--- Direction ---
Write the records below out again exactly as given, with no images.

--- Input material ---
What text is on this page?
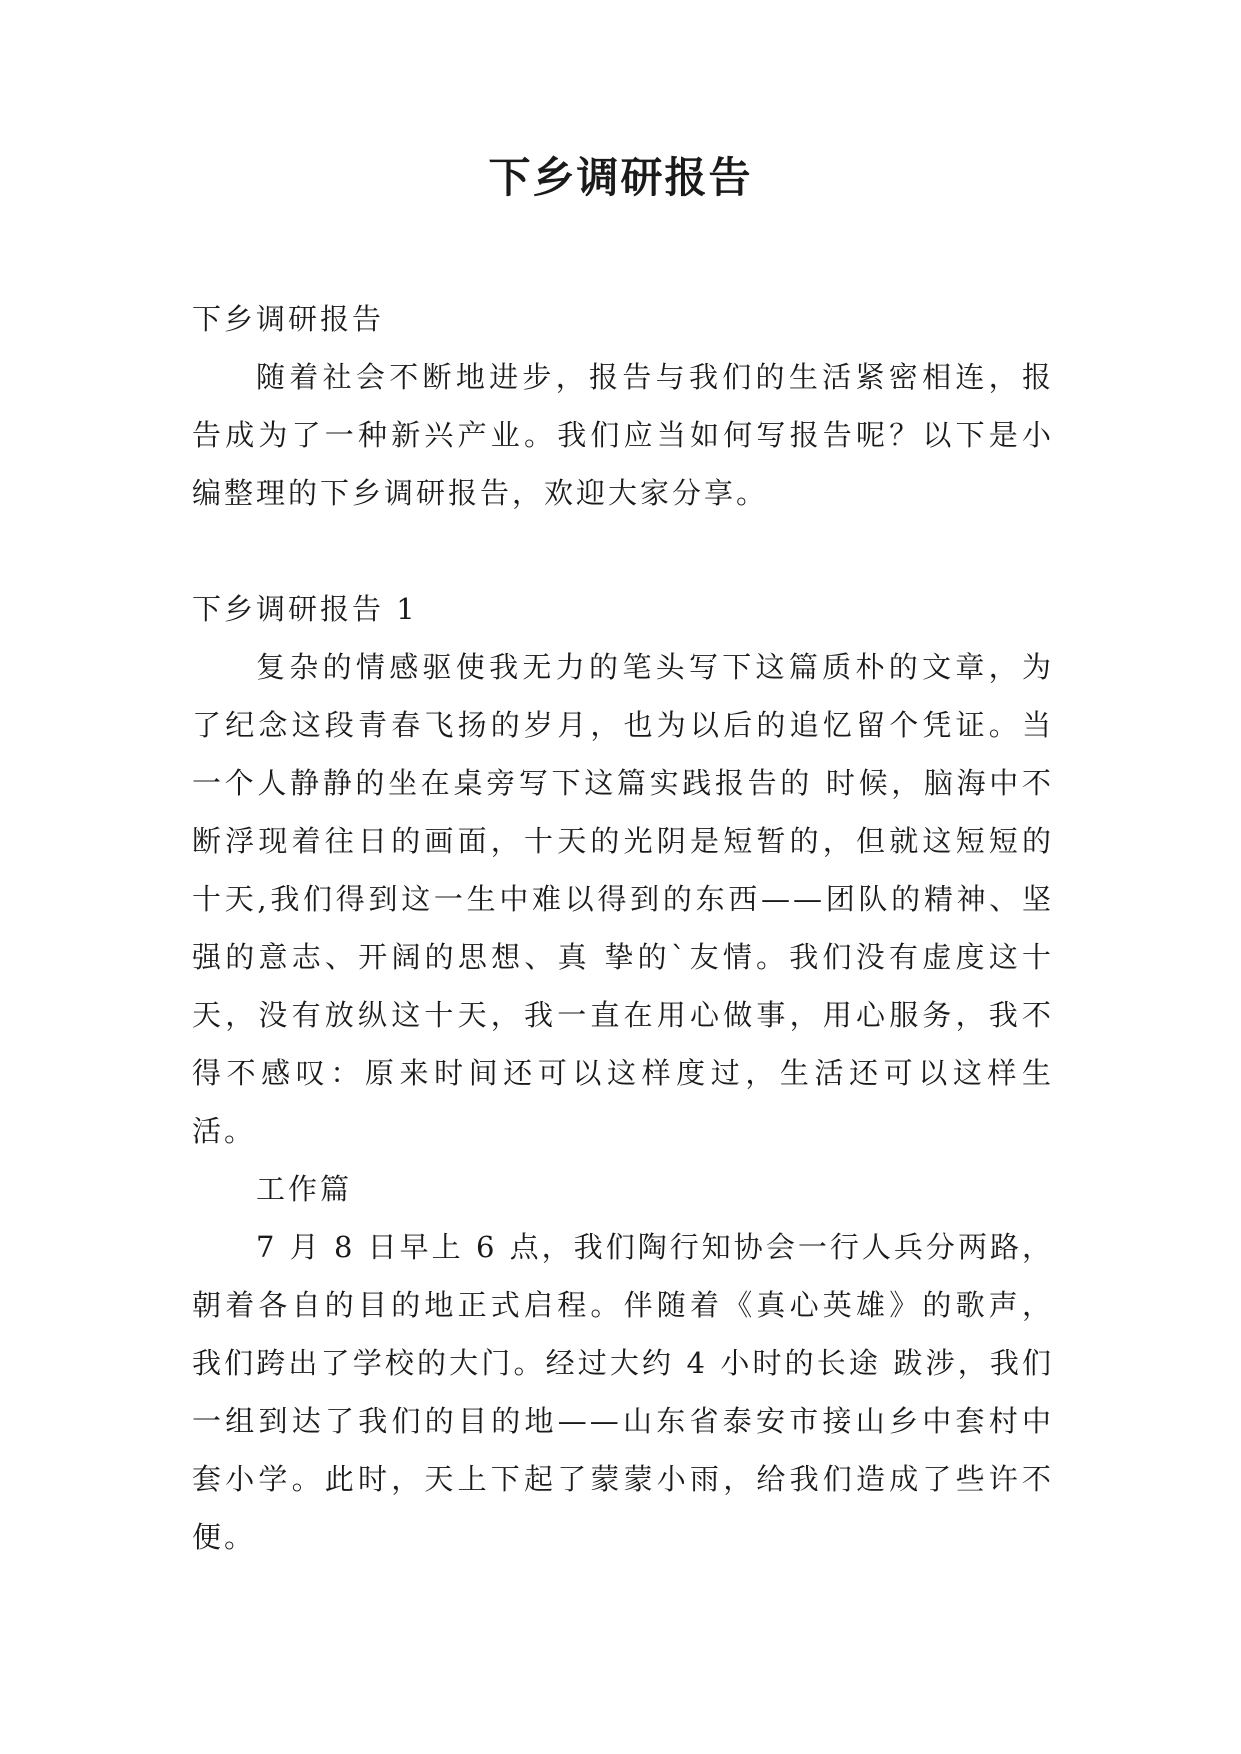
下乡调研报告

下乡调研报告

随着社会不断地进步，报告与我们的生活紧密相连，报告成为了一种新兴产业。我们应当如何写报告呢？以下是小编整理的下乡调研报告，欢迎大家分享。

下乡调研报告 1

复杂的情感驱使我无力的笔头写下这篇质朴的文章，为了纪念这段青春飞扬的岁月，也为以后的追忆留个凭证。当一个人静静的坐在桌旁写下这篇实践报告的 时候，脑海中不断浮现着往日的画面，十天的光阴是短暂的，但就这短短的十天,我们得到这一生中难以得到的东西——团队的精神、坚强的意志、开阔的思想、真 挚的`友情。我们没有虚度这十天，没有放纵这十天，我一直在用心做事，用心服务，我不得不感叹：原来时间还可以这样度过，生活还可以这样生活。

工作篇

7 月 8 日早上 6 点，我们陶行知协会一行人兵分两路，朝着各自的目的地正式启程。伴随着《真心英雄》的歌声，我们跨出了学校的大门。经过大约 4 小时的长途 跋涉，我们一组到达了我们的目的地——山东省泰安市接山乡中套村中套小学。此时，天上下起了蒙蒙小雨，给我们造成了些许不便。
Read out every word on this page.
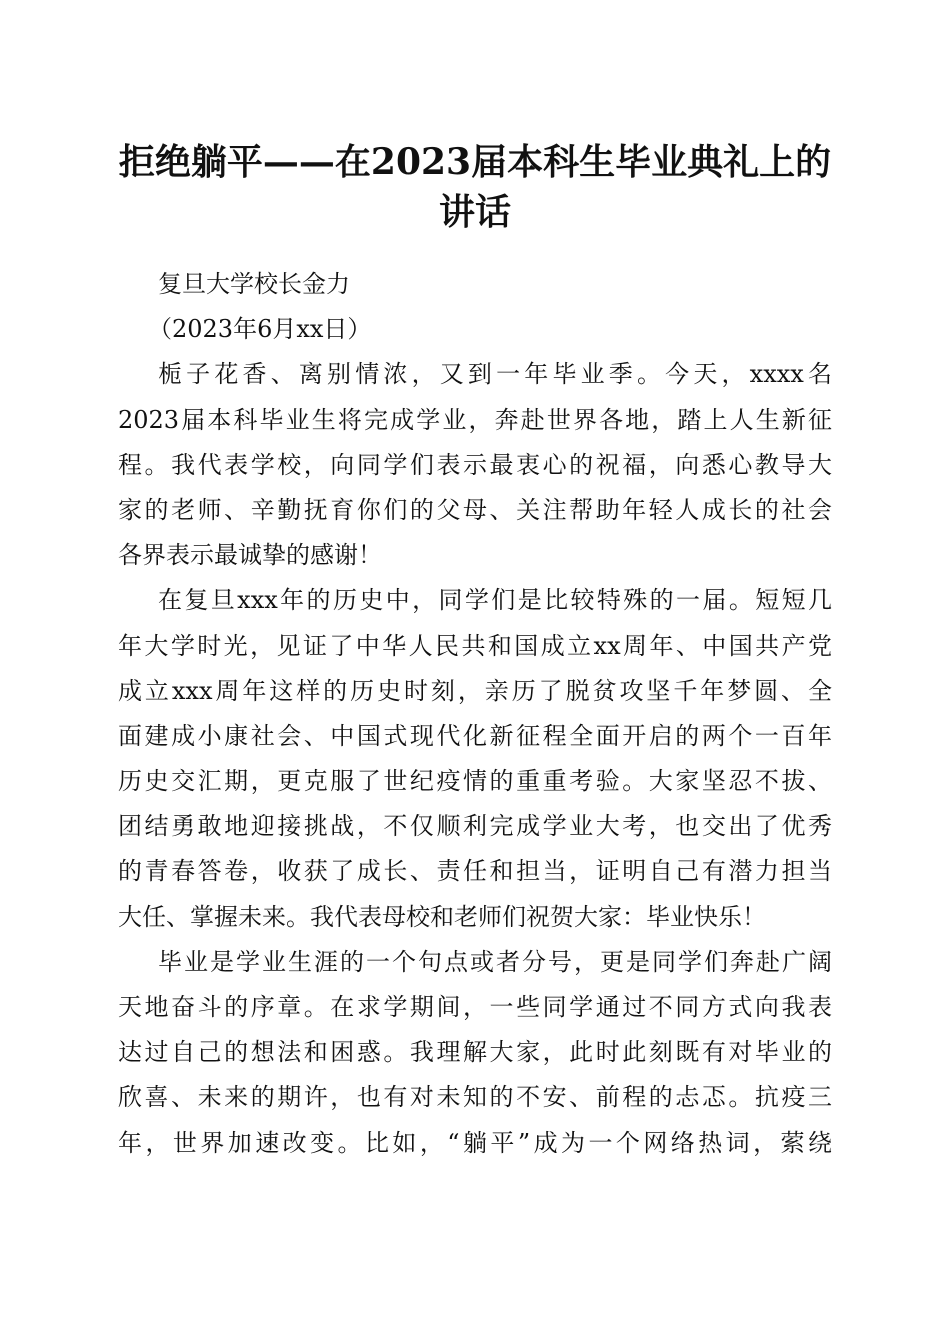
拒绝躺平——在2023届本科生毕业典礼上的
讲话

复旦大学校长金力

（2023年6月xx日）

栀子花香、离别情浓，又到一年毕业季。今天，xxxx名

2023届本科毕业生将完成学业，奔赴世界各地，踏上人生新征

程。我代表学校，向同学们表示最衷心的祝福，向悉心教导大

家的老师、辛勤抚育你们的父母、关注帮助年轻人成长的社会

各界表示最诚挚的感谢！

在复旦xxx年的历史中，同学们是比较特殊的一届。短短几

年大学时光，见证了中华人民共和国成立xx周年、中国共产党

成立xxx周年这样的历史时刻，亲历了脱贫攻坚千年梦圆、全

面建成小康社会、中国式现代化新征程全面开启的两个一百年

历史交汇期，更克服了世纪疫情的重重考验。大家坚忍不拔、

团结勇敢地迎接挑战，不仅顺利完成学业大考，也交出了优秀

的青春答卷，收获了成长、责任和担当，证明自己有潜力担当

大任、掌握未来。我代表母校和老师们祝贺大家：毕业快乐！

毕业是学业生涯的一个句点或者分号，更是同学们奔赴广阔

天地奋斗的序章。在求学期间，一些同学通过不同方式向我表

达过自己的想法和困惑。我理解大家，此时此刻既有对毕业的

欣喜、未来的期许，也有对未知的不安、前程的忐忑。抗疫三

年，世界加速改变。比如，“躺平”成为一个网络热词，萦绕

--- Reply to the exercise ---
What text is on this page?
下乡调研报告

下乡调研报告

随着社会不断地进步，报告与我们的生活紧密相连，报告成为了一种新兴产业。我们应当如何写报告呢？以下是小编整理的下乡调研报告，欢迎大家分享。

下乡调研报告 1

复杂的情感驱使我无力的笔头写下这篇质朴的文章，为了纪念这段青春飞扬的岁月，也为以后的追忆留个凭证。当一个人静静的坐在桌旁写下这篇实践报告的 时候，脑海中不断浮现着往日的画面，十天的光阴是短暂的，但就这短短的十天,我们得到这一生中难以得到的东西——团队的精神、坚强的意志、开阔的思想、真 挚的`友情。我们没有虚度这十天，没有放纵这十天，我一直在用心做事，用心服务，我不得不感叹：原来时间还可以这样度过，生活还可以这样生活。

工作篇

7 月 8 日早上 6 点，我们陶行知协会一行人兵分两路，朝着各自的目的地正式启程。伴随着《真心英雄》的歌声，我们跨出了学校的大门。经过大约 4 小时的长途 跋涉，我们一组到达了我们的目的地——山东省泰安市接山乡中套村中套小学。此时，天上下起了蒙蒙小雨，给我们造成了些许不便。
Read out every word on this page.
拒绝躺平——在2023届本科生毕业典礼上的
讲话

复旦大学校长金力

（2023年6月xx日）

栀子花香、离别情浓，又到一年毕业季。今天，xxxx名

2023届本科毕业生将完成学业，奔赴世界各地，踏上人生新征

程。我代表学校，向同学们表示最衷心的祝福，向悉心教导大

家的老师、辛勤抚育你们的父母、关注帮助年轻人成长的社会

各界表示最诚挚的感谢！

在复旦xxx年的历史中，同学们是比较特殊的一届。短短几

年大学时光，见证了中华人民共和国成立xx周年、中国共产党

成立xxx周年这样的历史时刻，亲历了脱贫攻坚千年梦圆、全

面建成小康社会、中国式现代化新征程全面开启的两个一百年

历史交汇期，更克服了世纪疫情的重重考验。大家坚忍不拔、

团结勇敢地迎接挑战，不仅顺利完成学业大考，也交出了优秀

的青春答卷，收获了成长、责任和担当，证明自己有潜力担当

大任、掌握未来。我代表母校和老师们祝贺大家：毕业快乐！

毕业是学业生涯的一个句点或者分号，更是同学们奔赴广阔

天地奋斗的序章。在求学期间，一些同学通过不同方式向我表

达过自己的想法和困惑。我理解大家，此时此刻既有对毕业的

欣喜、未来的期许，也有对未知的不安、前程的忐忑。抗疫三

年，世界加速改变。比如，“躺平”成为一个网络热词，萦绕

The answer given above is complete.